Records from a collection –
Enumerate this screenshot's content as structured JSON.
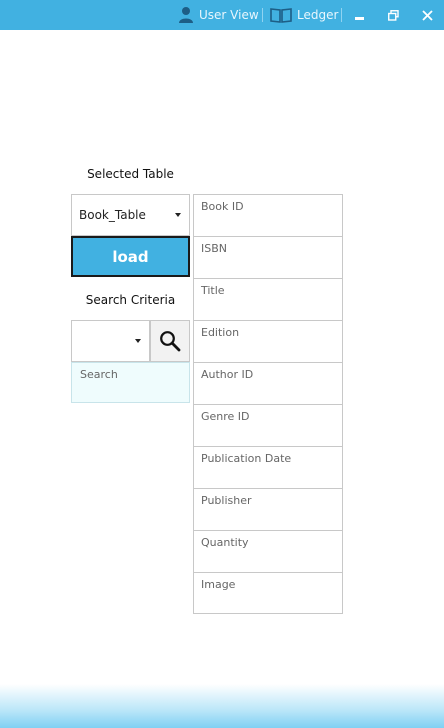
{
  "colors": {
    "accent": "#41b1e1",
    "search_bg": "#effcfd"
  },
  "titlebar": {
    "user_view_label": "User View",
    "user_icon": "user-icon",
    "ledger_label": "Ledger",
    "ledger_icon": "book-icon",
    "minimize_icon": "minimize-icon",
    "restore_icon": "restore-icon",
    "close_icon": "close-icon"
  },
  "table_select": {
    "label": "Selected Table",
    "value": "Book_Table"
  },
  "load_button": {
    "label": "load"
  },
  "criteria_select": {
    "label": "Search Criteria",
    "value": ""
  },
  "search": {
    "placeholder": "Search",
    "icon": "search-icon"
  },
  "fields": [
    "Book ID",
    "ISBN",
    "Title",
    "Edition",
    "Author ID",
    "Genre ID",
    "Publication Date",
    "Publisher",
    "Quantity",
    "Image"
  ]
}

Task description –
Repeat everything in the records precisely. Images are excluded from the copy.

Output for this task –
Enumerate this screenshot's content as structured JSON.
{
  "colors": {
    "accent": "#41b1e1",
    "search_bg": "#effcfd"
  },
  "titlebar": {
    "user_view_label": "User View",
    "user_icon": "user-icon",
    "ledger_label": "Ledger",
    "ledger_icon": "book-icon",
    "minimize_icon": "minimize-icon",
    "restore_icon": "restore-icon",
    "close_icon": "close-icon"
  },
  "table_select": {
    "label": "Selected Table",
    "value": "Book_Table"
  },
  "load_button": {
    "label": "load"
  },
  "criteria_select": {
    "label": "Search Criteria",
    "value": ""
  },
  "search": {
    "placeholder": "Search",
    "icon": "search-icon"
  },
  "fields": [
    "Book ID",
    "ISBN",
    "Title",
    "Edition",
    "Author ID",
    "Genre ID",
    "Publication Date",
    "Publisher",
    "Quantity",
    "Image"
  ]
}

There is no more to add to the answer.